§ **WRITTEN PROBLEM**: Your task is to print all of the data word for word.

[begin EXERCISE INPUTS]

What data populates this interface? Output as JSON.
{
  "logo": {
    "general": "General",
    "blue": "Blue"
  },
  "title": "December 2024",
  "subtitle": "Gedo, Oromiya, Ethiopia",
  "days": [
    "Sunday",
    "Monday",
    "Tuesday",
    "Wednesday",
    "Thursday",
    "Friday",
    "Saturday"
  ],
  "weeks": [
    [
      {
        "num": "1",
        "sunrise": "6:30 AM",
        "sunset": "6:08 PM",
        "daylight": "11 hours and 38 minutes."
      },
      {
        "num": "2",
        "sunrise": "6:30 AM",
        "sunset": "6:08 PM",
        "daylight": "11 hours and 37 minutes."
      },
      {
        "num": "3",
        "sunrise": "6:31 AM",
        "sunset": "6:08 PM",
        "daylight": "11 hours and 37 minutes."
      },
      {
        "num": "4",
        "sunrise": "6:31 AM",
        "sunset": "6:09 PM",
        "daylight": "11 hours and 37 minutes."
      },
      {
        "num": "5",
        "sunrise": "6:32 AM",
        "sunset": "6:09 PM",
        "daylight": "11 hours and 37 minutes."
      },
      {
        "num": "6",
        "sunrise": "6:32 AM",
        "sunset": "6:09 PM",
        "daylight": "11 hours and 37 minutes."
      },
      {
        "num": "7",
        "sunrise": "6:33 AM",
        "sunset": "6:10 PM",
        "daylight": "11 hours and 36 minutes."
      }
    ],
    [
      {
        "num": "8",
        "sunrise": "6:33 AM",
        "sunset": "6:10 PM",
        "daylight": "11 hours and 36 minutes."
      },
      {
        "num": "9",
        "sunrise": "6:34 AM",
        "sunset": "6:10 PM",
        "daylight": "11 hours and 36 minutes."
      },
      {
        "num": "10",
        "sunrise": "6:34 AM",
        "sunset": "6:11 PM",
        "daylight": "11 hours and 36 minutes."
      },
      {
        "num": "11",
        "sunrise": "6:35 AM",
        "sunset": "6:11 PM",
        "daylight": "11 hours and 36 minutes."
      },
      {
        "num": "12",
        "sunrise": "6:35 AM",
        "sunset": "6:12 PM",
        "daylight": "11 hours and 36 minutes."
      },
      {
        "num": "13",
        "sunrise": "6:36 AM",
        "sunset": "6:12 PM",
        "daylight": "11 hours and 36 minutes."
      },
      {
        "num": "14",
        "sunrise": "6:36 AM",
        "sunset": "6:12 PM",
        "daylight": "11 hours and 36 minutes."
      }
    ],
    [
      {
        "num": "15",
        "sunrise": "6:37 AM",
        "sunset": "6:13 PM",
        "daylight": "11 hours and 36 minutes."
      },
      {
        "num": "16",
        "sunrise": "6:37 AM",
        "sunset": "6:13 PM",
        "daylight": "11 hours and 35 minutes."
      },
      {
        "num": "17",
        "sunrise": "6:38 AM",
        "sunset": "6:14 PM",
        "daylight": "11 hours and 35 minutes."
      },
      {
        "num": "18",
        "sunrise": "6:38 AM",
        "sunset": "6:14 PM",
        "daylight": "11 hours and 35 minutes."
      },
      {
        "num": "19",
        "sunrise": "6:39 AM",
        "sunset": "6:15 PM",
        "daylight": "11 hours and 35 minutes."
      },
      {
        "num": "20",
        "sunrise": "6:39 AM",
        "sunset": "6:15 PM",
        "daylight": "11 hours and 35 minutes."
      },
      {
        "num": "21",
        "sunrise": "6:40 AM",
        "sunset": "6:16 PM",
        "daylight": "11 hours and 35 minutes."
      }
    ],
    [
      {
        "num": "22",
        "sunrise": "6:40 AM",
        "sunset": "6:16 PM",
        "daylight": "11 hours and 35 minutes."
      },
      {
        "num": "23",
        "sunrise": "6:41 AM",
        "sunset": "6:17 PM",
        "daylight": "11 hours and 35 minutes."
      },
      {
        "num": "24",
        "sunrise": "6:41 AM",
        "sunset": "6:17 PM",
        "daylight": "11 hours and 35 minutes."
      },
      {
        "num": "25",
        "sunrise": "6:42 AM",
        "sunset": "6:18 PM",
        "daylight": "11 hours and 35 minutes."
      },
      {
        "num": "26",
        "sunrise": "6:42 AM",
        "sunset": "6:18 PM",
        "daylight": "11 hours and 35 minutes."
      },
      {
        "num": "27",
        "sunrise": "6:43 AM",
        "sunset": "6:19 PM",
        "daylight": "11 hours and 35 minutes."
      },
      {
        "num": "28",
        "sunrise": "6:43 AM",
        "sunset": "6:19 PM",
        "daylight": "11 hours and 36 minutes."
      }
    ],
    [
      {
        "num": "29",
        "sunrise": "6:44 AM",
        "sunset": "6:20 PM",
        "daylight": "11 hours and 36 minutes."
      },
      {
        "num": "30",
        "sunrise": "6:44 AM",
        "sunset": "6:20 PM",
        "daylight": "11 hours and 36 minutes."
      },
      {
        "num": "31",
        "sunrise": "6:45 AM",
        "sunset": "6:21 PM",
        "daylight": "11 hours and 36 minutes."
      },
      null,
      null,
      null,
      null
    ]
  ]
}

[end EXERCISE INPUTS]

§ **FINISHED TASK**:
What data populates this interface? Output as JSON.
{
  "logo": {
    "general": "General",
    "blue": "Blue"
  },
  "title": "December 2024",
  "subtitle": "Gedo, Oromiya, Ethiopia",
  "days": [
    "Sunday",
    "Monday",
    "Tuesday",
    "Wednesday",
    "Thursday",
    "Friday",
    "Saturday"
  ],
  "weeks": [
    [
      {
        "num": "1",
        "sunrise": "6:30 AM",
        "sunset": "6:08 PM",
        "daylight": "11 hours and 38 minutes."
      },
      {
        "num": "2",
        "sunrise": "6:30 AM",
        "sunset": "6:08 PM",
        "daylight": "11 hours and 37 minutes."
      },
      {
        "num": "3",
        "sunrise": "6:31 AM",
        "sunset": "6:08 PM",
        "daylight": "11 hours and 37 minutes."
      },
      {
        "num": "4",
        "sunrise": "6:31 AM",
        "sunset": "6:09 PM",
        "daylight": "11 hours and 37 minutes."
      },
      {
        "num": "5",
        "sunrise": "6:32 AM",
        "sunset": "6:09 PM",
        "daylight": "11 hours and 37 minutes."
      },
      {
        "num": "6",
        "sunrise": "6:32 AM",
        "sunset": "6:09 PM",
        "daylight": "11 hours and 37 minutes."
      },
      {
        "num": "7",
        "sunrise": "6:33 AM",
        "sunset": "6:10 PM",
        "daylight": "11 hours and 36 minutes."
      }
    ],
    [
      {
        "num": "8",
        "sunrise": "6:33 AM",
        "sunset": "6:10 PM",
        "daylight": "11 hours and 36 minutes."
      },
      {
        "num": "9",
        "sunrise": "6:34 AM",
        "sunset": "6:10 PM",
        "daylight": "11 hours and 36 minutes."
      },
      {
        "num": "10",
        "sunrise": "6:34 AM",
        "sunset": "6:11 PM",
        "daylight": "11 hours and 36 minutes."
      },
      {
        "num": "11",
        "sunrise": "6:35 AM",
        "sunset": "6:11 PM",
        "daylight": "11 hours and 36 minutes."
      },
      {
        "num": "12",
        "sunrise": "6:35 AM",
        "sunset": "6:12 PM",
        "daylight": "11 hours and 36 minutes."
      },
      {
        "num": "13",
        "sunrise": "6:36 AM",
        "sunset": "6:12 PM",
        "daylight": "11 hours and 36 minutes."
      },
      {
        "num": "14",
        "sunrise": "6:36 AM",
        "sunset": "6:12 PM",
        "daylight": "11 hours and 36 minutes."
      }
    ],
    [
      {
        "num": "15",
        "sunrise": "6:37 AM",
        "sunset": "6:13 PM",
        "daylight": "11 hours and 36 minutes."
      },
      {
        "num": "16",
        "sunrise": "6:37 AM",
        "sunset": "6:13 PM",
        "daylight": "11 hours and 35 minutes."
      },
      {
        "num": "17",
        "sunrise": "6:38 AM",
        "sunset": "6:14 PM",
        "daylight": "11 hours and 35 minutes."
      },
      {
        "num": "18",
        "sunrise": "6:38 AM",
        "sunset": "6:14 PM",
        "daylight": "11 hours and 35 minutes."
      },
      {
        "num": "19",
        "sunrise": "6:39 AM",
        "sunset": "6:15 PM",
        "daylight": "11 hours and 35 minutes."
      },
      {
        "num": "20",
        "sunrise": "6:39 AM",
        "sunset": "6:15 PM",
        "daylight": "11 hours and 35 minutes."
      },
      {
        "num": "21",
        "sunrise": "6:40 AM",
        "sunset": "6:16 PM",
        "daylight": "11 hours and 35 minutes."
      }
    ],
    [
      {
        "num": "22",
        "sunrise": "6:40 AM",
        "sunset": "6:16 PM",
        "daylight": "11 hours and 35 minutes."
      },
      {
        "num": "23",
        "sunrise": "6:41 AM",
        "sunset": "6:17 PM",
        "daylight": "11 hours and 35 minutes."
      },
      {
        "num": "24",
        "sunrise": "6:41 AM",
        "sunset": "6:17 PM",
        "daylight": "11 hours and 35 minutes."
      },
      {
        "num": "25",
        "sunrise": "6:42 AM",
        "sunset": "6:18 PM",
        "daylight": "11 hours and 35 minutes."
      },
      {
        "num": "26",
        "sunrise": "6:42 AM",
        "sunset": "6:18 PM",
        "daylight": "11 hours and 35 minutes."
      },
      {
        "num": "27",
        "sunrise": "6:43 AM",
        "sunset": "6:19 PM",
        "daylight": "11 hours and 35 minutes."
      },
      {
        "num": "28",
        "sunrise": "6:43 AM",
        "sunset": "6:19 PM",
        "daylight": "11 hours and 36 minutes."
      }
    ],
    [
      {
        "num": "29",
        "sunrise": "6:44 AM",
        "sunset": "6:20 PM",
        "daylight": "11 hours and 36 minutes."
      },
      {
        "num": "30",
        "sunrise": "6:44 AM",
        "sunset": "6:20 PM",
        "daylight": "11 hours and 36 minutes."
      },
      {
        "num": "31",
        "sunrise": "6:45 AM",
        "sunset": "6:21 PM",
        "daylight": "11 hours and 36 minutes."
      },
      null,
      null,
      null,
      null
    ]
  ]
}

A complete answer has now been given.